:: DATASET EXCERPTS ::
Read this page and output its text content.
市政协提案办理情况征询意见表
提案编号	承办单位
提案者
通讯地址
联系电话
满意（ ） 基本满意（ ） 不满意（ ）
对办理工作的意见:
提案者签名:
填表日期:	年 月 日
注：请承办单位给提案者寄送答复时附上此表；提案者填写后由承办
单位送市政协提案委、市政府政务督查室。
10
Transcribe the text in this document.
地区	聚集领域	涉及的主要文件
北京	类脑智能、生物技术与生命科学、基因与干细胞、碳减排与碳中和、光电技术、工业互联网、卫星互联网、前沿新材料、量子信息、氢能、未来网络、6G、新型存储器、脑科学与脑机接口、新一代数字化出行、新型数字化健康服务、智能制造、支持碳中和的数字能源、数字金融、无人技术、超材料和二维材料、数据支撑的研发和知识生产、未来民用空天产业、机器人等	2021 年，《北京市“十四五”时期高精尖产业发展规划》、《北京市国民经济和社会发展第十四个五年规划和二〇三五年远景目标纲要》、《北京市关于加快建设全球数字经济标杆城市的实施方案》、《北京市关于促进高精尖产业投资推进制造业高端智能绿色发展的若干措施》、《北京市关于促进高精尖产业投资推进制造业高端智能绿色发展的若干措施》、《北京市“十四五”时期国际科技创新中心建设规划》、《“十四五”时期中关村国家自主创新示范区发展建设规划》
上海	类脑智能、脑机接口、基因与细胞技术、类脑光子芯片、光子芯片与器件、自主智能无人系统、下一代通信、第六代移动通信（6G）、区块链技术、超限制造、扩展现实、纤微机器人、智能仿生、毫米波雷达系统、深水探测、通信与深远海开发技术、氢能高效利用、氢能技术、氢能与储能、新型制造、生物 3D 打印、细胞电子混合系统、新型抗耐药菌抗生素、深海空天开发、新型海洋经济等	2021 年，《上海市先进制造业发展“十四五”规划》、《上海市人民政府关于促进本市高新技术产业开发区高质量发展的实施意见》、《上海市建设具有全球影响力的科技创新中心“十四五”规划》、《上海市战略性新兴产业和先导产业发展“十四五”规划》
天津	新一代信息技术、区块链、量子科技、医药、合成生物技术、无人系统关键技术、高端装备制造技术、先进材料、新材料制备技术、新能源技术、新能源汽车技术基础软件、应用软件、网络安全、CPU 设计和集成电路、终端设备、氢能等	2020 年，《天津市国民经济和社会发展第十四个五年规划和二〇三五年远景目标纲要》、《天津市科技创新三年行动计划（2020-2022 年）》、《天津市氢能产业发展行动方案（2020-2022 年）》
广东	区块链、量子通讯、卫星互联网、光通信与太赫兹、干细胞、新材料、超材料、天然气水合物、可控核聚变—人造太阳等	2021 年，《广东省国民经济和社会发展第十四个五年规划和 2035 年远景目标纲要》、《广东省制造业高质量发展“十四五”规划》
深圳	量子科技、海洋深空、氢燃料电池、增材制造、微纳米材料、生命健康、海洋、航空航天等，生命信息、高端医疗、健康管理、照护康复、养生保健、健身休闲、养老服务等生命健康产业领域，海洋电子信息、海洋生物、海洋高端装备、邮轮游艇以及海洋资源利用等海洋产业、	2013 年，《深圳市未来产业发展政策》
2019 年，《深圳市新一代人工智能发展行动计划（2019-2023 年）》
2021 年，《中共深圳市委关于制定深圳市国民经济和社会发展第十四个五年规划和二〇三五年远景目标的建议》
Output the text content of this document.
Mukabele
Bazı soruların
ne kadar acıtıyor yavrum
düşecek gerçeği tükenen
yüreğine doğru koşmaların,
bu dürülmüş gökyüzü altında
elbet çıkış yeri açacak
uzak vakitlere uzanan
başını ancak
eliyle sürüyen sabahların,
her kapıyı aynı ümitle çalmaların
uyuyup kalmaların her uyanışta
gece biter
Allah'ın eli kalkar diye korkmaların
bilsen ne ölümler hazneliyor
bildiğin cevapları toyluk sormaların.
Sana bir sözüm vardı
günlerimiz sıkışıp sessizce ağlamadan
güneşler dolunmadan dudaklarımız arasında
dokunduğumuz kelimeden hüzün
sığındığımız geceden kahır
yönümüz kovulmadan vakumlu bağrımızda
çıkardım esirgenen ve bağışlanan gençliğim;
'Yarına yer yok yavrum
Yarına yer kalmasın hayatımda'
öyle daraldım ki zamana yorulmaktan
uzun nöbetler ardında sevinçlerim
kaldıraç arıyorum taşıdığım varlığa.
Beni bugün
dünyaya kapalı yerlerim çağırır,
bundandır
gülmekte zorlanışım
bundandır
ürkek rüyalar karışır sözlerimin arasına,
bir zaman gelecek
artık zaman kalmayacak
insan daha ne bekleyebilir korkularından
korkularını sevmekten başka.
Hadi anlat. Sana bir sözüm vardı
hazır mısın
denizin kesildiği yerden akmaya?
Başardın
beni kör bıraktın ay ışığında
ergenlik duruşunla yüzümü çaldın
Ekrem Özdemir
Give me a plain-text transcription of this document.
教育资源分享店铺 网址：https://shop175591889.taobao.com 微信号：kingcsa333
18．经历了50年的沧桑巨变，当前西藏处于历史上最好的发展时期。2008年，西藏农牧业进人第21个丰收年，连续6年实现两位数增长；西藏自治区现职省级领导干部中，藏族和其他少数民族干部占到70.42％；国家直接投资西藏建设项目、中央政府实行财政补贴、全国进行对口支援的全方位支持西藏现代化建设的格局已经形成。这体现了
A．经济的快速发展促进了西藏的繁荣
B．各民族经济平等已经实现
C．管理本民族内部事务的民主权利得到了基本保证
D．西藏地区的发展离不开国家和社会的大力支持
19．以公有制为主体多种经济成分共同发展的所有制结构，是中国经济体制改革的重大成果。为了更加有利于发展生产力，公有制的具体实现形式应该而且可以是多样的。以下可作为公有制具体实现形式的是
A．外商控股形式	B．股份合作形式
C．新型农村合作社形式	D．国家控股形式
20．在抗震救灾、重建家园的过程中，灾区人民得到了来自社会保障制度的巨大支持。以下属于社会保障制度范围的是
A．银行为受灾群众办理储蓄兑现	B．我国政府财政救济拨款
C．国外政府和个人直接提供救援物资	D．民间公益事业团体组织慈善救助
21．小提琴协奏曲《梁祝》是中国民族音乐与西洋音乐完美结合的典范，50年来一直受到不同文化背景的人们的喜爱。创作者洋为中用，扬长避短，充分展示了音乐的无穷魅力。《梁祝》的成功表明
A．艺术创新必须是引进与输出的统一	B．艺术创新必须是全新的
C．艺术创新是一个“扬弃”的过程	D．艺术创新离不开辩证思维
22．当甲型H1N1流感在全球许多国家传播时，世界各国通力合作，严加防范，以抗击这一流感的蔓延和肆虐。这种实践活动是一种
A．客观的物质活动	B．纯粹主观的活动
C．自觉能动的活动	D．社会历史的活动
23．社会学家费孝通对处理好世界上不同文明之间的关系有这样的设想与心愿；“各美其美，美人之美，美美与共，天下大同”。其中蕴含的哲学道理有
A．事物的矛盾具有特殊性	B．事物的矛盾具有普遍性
:::
» **AIM OF THE TASK**
Type out the whole listing above again, exactly as it stands.

» **REPLY TO THE EXERCISE**
Read this page and output its text content.
市政协提案办理情况征询意见表
提案编号	承办单位
提案者
通讯地址
联系电话
满意（ ） 基本满意（ ） 不满意（ ）
对办理工作的意见:
提案者签名:
填表日期:	年 月 日
注：请承办单位给提案者寄送答复时附上此表；提案者填写后由承办
单位送市政协提案委、市政府政务督查室。
10
Transcribe the text in this document.
地区	聚集领域	涉及的主要文件
北京	类脑智能、生物技术与生命科学、基因与干细胞、碳减排与碳中和、光电技术、工业互联网、卫星互联网、前沿新材料、量子信息、氢能、未来网络、6G、新型存储器、脑科学与脑机接口、新一代数字化出行、新型数字化健康服务、智能制造、支持碳中和的数字能源、数字金融、无人技术、超材料和二维材料、数据支撑的研发和知识生产、未来民用空天产业、机器人等	2021 年，《北京市“十四五”时期高精尖产业发展规划》、《北京市国民经济和社会发展第十四个五年规划和二〇三五年远景目标纲要》、《北京市关于加快建设全球数字经济标杆城市的实施方案》、《北京市关于促进高精尖产业投资推进制造业高端智能绿色发展的若干措施》、《北京市关于促进高精尖产业投资推进制造业高端智能绿色发展的若干措施》、《北京市“十四五”时期国际科技创新中心建设规划》、《“十四五”时期中关村国家自主创新示范区发展建设规划》
上海	类脑智能、脑机接口、基因与细胞技术、类脑光子芯片、光子芯片与器件、自主智能无人系统、下一代通信、第六代移动通信（6G）、区块链技术、超限制造、扩展现实、纤微机器人、智能仿生、毫米波雷达系统、深水探测、通信与深远海开发技术、氢能高效利用、氢能技术、氢能与储能、新型制造、生物 3D 打印、细胞电子混合系统、新型抗耐药菌抗生素、深海空天开发、新型海洋经济等	2021 年，《上海市先进制造业发展“十四五”规划》、《上海市人民政府关于促进本市高新技术产业开发区高质量发展的实施意见》、《上海市建设具有全球影响力的科技创新中心“十四五”规划》、《上海市战略性新兴产业和先导产业发展“十四五”规划》
天津	新一代信息技术、区块链、量子科技、医药、合成生物技术、无人系统关键技术、高端装备制造技术、先进材料、新材料制备技术、新能源技术、新能源汽车技术基础软件、应用软件、网络安全、CPU 设计和集成电路、终端设备、氢能等	2020 年，《天津市国民经济和社会发展第十四个五年规划和二〇三五年远景目标纲要》、《天津市科技创新三年行动计划（2020-2022 年）》、《天津市氢能产业发展行动方案（2020-2022 年）》
广东	区块链、量子通讯、卫星互联网、光通信与太赫兹、干细胞、新材料、超材料、天然气水合物、可控核聚变—人造太阳等	2021 年，《广东省国民经济和社会发展第十四个五年规划和 2035 年远景目标纲要》、《广东省制造业高质量发展“十四五”规划》
深圳	量子科技、海洋深空、氢燃料电池、增材制造、微纳米材料、生命健康、海洋、航空航天等，生命信息、高端医疗、健康管理、照护康复、养生保健、健身休闲、养老服务等生命健康产业领域，海洋电子信息、海洋生物、海洋高端装备、邮轮游艇以及海洋资源利用等海洋产业、	2013 年，《深圳市未来产业发展政策》
2019 年，《深圳市新一代人工智能发展行动计划（2019-2023 年）》
2021 年，《中共深圳市委关于制定深圳市国民经济和社会发展第十四个五年规划和二〇三五年远景目标的建议》
Output the text content of this document.
Mukabele
Bazı soruların
ne kadar acıtıyor yavrum
düşecek gerçeği tükenen
yüreğine doğru koşmaların,
bu dürülmüş gökyüzü altında
elbet çıkış yeri açacak
uzak vakitlere uzanan
başını ancak
eliyle sürüyen sabahların,
her kapıyı aynı ümitle çalmaların
uyuyup kalmaların her uyanışta
gece biter
Allah'ın eli kalkar diye korkmaların
bilsen ne ölümler hazneliyor
bildiğin cevapları toyluk sormaların.
Sana bir sözüm vardı
günlerimiz sıkışıp sessizce ağlamadan
güneşler dolunmadan dudaklarımız arasında
dokunduğumuz kelimeden hüzün
sığındığımız geceden kahır
yönümüz kovulmadan vakumlu bağrımızda
çıkardım esirgenen ve bağışlanan gençliğim;
'Yarına yer yok yavrum
Yarına yer kalmasın hayatımda'
öyle daraldım ki zamana yorulmaktan
uzun nöbetler ardında sevinçlerim
kaldıraç arıyorum taşıdığım varlığa.
Beni bugün
dünyaya kapalı yerlerim çağırır,
bundandır
gülmekte zorlanışım
bundandır
ürkek rüyalar karışır sözlerimin arasına,
bir zaman gelecek
artık zaman kalmayacak
insan daha ne bekleyebilir korkularından
korkularını sevmekten başka.
Hadi anlat. Sana bir sözüm vardı
hazır mısın
denizin kesildiği yerden akmaya?
Başardın
beni kör bıraktın ay ışığında
ergenlik duruşunla yüzümü çaldın
Ekrem Özdemir
Give me a plain-text transcription of this document.
教育资源分享店铺 网址：https://shop175591889.taobao.com 微信号：kingcsa333
18．经历了50年的沧桑巨变，当前西藏处于历史上最好的发展时期。2008年，西藏农牧业进人第21个丰收年，连续6年实现两位数增长；西藏自治区现职省级领导干部中，藏族和其他少数民族干部占到70.42％；国家直接投资西藏建设项目、中央政府实行财政补贴、全国进行对口支援的全方位支持西藏现代化建设的格局已经形成。这体现了
A．经济的快速发展促进了西藏的繁荣
B．各民族经济平等已经实现
C．管理本民族内部事务的民主权利得到了基本保证
D．西藏地区的发展离不开国家和社会的大力支持
19．以公有制为主体多种经济成分共同发展的所有制结构，是中国经济体制改革的重大成果。为了更加有利于发展生产力，公有制的具体实现形式应该而且可以是多样的。以下可作为公有制具体实现形式的是
A．外商控股形式	B．股份合作形式
C．新型农村合作社形式	D．国家控股形式
20．在抗震救灾、重建家园的过程中，灾区人民得到了来自社会保障制度的巨大支持。以下属于社会保障制度范围的是
A．银行为受灾群众办理储蓄兑现	B．我国政府财政救济拨款
C．国外政府和个人直接提供救援物资	D．民间公益事业团体组织慈善救助
21．小提琴协奏曲《梁祝》是中国民族音乐与西洋音乐完美结合的典范，50年来一直受到不同文化背景的人们的喜爱。创作者洋为中用，扬长避短，充分展示了音乐的无穷魅力。《梁祝》的成功表明
A．艺术创新必须是引进与输出的统一	B．艺术创新必须是全新的
C．艺术创新是一个“扬弃”的过程	D．艺术创新离不开辩证思维
22．当甲型H1N1流感在全球许多国家传播时，世界各国通力合作，严加防范，以抗击这一流感的蔓延和肆虐。这种实践活动是一种
A．客观的物质活动	B．纯粹主观的活动
C．自觉能动的活动	D．社会历史的活动
23．社会学家费孝通对处理好世界上不同文明之间的关系有这样的设想与心愿；“各美其美，美人之美，美美与共，天下大同”。其中蕴含的哲学道理有
A．事物的矛盾具有特殊性	B．事物的矛盾具有普遍性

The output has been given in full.